■ AIM ■
Below are entries to be transcribed exactly; exclude the pictures from the copy.

■ ENTRIES SUPPLIED ■

* * * * * * *

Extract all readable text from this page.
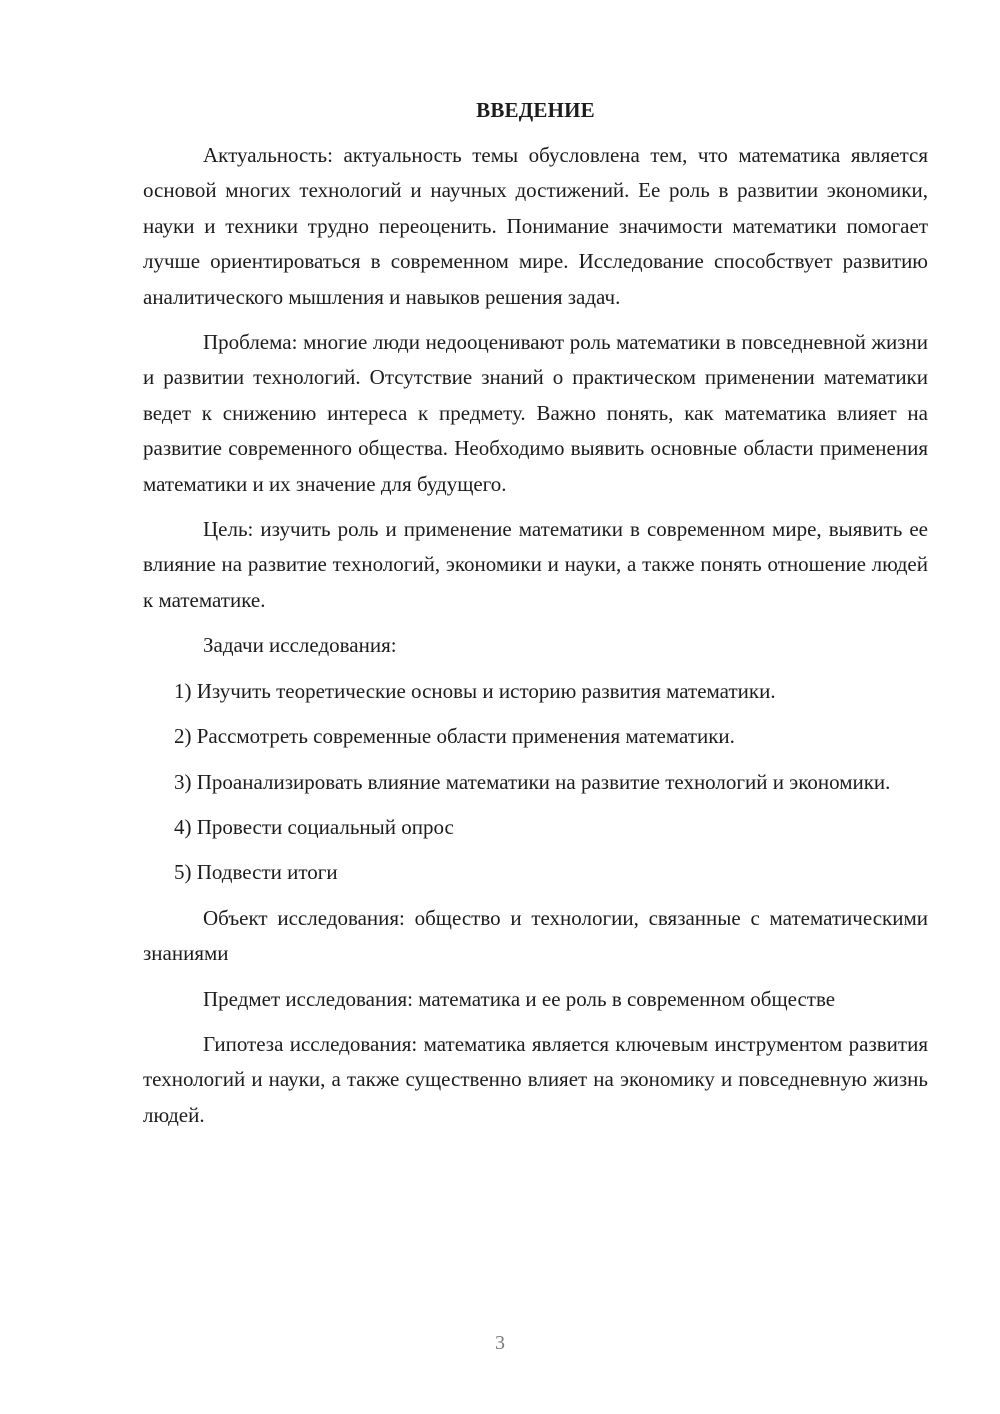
ВВЕДЕНИЕ

Актуальность: актуальность темы обусловлена тем, что математика является основой многих технологий и научных достижений. Ее роль в развитии экономики, науки и техники трудно переоценить. Понимание значимости математики помогает лучше ориентироваться в современном мире. Исследование способствует развитию аналитического мышления и навыков решения задач.

Проблема: многие люди недооценивают роль математики в повседневной жизни и развитии технологий. Отсутствие знаний о практическом применении математики ведет к снижению интереса к предмету. Важно понять, как математика влияет на развитие современного общества. Необходимо выявить основные области применения математики и их значение для будущего.

Цель: изучить роль и применение математики в современном мире, выявить ее влияние на развитие технологий, экономики и науки, а также понять отношение людей к математике.

Задачи исследования:

1) Изучить теоретические основы и историю развития математики.

2) Рассмотреть современные области применения математики.

3) Проанализировать влияние математики на развитие технологий и экономики.

4) Провести социальный опрос

5) Подвести итоги

Объект исследования: общество и технологии, связанные с математическими знаниями

Предмет исследования: математика и ее роль в современном обществе

Гипотеза исследования: математика является ключевым инструментом развития технологий и науки, а также существенно влияет на экономику и повседневную жизнь людей.

3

* * * * * * *

■ SOLUTION FOR THIS TASK ■
Extract all readable text from this page.
ВВЕДЕНИЕ

Актуальность: актуальность темы обусловлена тем, что математика является основой многих технологий и научных достижений. Ее роль в развитии экономики, науки и техники трудно переоценить. Понимание значимости математики помогает лучше ориентироваться в современном мире. Исследование способствует развитию аналитического мышления и навыков решения задач.

Проблема: многие люди недооценивают роль математики в повседневной жизни и развитии технологий. Отсутствие знаний о практическом применении математики ведет к снижению интереса к предмету. Важно понять, как математика влияет на развитие современного общества. Необходимо выявить основные области применения математики и их значение для будущего.

Цель: изучить роль и применение математики в современном мире, выявить ее влияние на развитие технологий, экономики и науки, а также понять отношение людей к математике.

Задачи исследования:

1) Изучить теоретические основы и историю развития математики.

2) Рассмотреть современные области применения математики.

3) Проанализировать влияние математики на развитие технологий и экономики.

4) Провести социальный опрос

5) Подвести итоги

Объект исследования: общество и технологии, связанные с математическими знаниями

Предмет исследования: математика и ее роль в современном обществе

Гипотеза исследования: математика является ключевым инструментом развития технологий и науки, а также существенно влияет на экономику и повседневную жизнь людей.

3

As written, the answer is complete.